[Texto fornecido]
=-=-=

Investimento privado em pesquisa está em 0,5% do PIB

O esforço de inovação das empresas brasileiras ainda é pequeno, quando comparado ao investimento feito em outros países "No mundo, em países desenvolvidos, as empresas investem por volta de 2% a 2,5% do PIB em pesquisa e desenvolvimento. No Brasil, os empresários investem o correspondente a 0,5%", afirmou a diretora do Instituto de Pesquisa Econômica Aplicada (Ipea), Fernanda de Negri. "Se somarmos o montante investido pelo governo, chegamos a algo em torno de 1% do PIB. Ainda há um longo caminho para percorrermos."

Carla Araújo, O Estado de S.Paulo

06 de junho de 2014 | 04h02

Gerson de Mello Almada, diretor da Airship, empresa do ramo aeronáutico, afirmou que o principal desafio brasileiro não está no financiamento. "A falta de recursos tem sido resolvida com mecanismos como os da Finep." Para ele, o Brasil precisa, principalmente, definir em quais setores é competitivo para que se façam investimentos de forma mais assertiva.

Competição. Segundo o reitor do Instituto Tecnológico de Aeronáutica (ITA), Carlos Pacheco, os investimentos em inovação são fundamentais para o aumento da eficiência e da competitividade. "E investimento é decisivo para aumentar a produtividade", disse. Ele destacou não ser possível manter o crescimento do País, diminuindo a desigualdade e aumentando a renda real, sem ampliar a produtividade.

José Fernando Perez, presidente da Recepta Biopharma, empresa que desenvolve medicamentos, ponderou que a complexidade da cadeia de inovação exige, além de investimentos, uma visão global de pesquisas. "Não dá para fazer tudo no País, a cadeia de inovação é muito complexa e buscar parcerias é fundamental", disse.

=-=-=

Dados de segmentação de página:
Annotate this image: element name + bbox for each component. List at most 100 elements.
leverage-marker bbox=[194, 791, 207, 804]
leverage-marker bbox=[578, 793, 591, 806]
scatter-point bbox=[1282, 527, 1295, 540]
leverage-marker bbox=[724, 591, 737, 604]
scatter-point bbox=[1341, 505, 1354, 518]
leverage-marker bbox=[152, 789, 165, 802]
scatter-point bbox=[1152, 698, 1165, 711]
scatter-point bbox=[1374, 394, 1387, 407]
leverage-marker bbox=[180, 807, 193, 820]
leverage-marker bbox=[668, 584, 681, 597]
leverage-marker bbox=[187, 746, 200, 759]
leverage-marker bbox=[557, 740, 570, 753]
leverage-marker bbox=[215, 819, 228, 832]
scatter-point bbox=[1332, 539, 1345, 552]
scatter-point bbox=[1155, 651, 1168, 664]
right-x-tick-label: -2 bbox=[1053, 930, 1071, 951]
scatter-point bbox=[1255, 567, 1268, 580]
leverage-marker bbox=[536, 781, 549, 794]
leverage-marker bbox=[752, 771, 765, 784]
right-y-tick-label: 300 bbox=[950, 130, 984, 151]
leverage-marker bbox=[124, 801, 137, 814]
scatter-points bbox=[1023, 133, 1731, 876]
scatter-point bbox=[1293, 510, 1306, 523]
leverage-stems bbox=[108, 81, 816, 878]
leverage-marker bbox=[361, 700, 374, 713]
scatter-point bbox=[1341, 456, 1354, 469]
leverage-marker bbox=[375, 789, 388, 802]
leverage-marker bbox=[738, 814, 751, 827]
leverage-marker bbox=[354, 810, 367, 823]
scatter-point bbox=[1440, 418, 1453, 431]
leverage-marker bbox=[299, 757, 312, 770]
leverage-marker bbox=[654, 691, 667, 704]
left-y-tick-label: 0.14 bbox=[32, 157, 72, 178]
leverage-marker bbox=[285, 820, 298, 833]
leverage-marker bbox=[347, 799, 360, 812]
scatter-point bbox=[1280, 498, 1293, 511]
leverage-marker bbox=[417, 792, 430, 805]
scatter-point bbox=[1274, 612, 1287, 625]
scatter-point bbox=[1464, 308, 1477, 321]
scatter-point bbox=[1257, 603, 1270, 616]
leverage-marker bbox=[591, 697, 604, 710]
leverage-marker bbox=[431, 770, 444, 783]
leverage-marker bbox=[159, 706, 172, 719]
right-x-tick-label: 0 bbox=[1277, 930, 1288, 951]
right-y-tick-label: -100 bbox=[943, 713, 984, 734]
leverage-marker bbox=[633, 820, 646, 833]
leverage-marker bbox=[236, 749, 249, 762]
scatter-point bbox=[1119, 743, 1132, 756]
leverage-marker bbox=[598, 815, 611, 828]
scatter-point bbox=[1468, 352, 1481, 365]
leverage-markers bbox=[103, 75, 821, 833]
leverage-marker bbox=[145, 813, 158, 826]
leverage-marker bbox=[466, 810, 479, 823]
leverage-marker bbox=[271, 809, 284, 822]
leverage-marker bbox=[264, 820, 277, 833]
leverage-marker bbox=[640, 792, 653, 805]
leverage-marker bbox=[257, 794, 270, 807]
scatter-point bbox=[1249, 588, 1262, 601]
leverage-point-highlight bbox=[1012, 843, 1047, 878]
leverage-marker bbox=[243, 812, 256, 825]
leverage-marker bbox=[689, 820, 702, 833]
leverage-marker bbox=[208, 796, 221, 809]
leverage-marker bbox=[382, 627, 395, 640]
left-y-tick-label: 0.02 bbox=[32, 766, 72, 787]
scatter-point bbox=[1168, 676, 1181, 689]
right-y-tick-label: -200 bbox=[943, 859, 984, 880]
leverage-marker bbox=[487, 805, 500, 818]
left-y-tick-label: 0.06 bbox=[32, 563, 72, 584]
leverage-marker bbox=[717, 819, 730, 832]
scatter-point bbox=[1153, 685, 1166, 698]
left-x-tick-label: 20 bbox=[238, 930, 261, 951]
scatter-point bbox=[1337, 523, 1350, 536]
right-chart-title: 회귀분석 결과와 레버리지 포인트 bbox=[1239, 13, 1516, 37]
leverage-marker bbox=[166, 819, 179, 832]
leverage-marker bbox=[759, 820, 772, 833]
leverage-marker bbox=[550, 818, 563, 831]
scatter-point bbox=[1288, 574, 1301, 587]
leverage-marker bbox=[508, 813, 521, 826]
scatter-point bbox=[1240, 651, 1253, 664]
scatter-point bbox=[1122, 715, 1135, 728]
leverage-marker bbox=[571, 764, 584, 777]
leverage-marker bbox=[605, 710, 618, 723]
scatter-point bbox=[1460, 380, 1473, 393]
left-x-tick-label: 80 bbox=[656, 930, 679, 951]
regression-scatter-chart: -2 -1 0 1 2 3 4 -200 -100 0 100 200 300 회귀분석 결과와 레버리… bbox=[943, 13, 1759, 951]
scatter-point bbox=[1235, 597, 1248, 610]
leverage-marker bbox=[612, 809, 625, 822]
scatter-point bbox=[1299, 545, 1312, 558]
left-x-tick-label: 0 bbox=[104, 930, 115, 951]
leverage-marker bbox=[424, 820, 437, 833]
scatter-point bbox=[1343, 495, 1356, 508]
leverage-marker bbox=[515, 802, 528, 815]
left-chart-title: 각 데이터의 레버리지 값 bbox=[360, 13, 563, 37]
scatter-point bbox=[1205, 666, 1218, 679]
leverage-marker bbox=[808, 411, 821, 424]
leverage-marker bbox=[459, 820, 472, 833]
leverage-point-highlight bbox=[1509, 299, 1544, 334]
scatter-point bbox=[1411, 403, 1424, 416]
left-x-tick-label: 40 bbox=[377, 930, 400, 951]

=-=-=

Reescreva de forma mais breve o parágrafo do texto sobre investimento em pesquisa que começa com "José Fernando Perez, presidente da Recepta Biopharma", preservando seus fatos principais.

[Sua resposta]
Para José Fernando Perez, presidente da Recepta Biopharma, empresa que desenvolve medicamentos, a complexa cadeia de inovação exige investimentos e também uma visão global de pesquisas. Como não é possível fazer tudo no País, buscar parcerias é fundamental.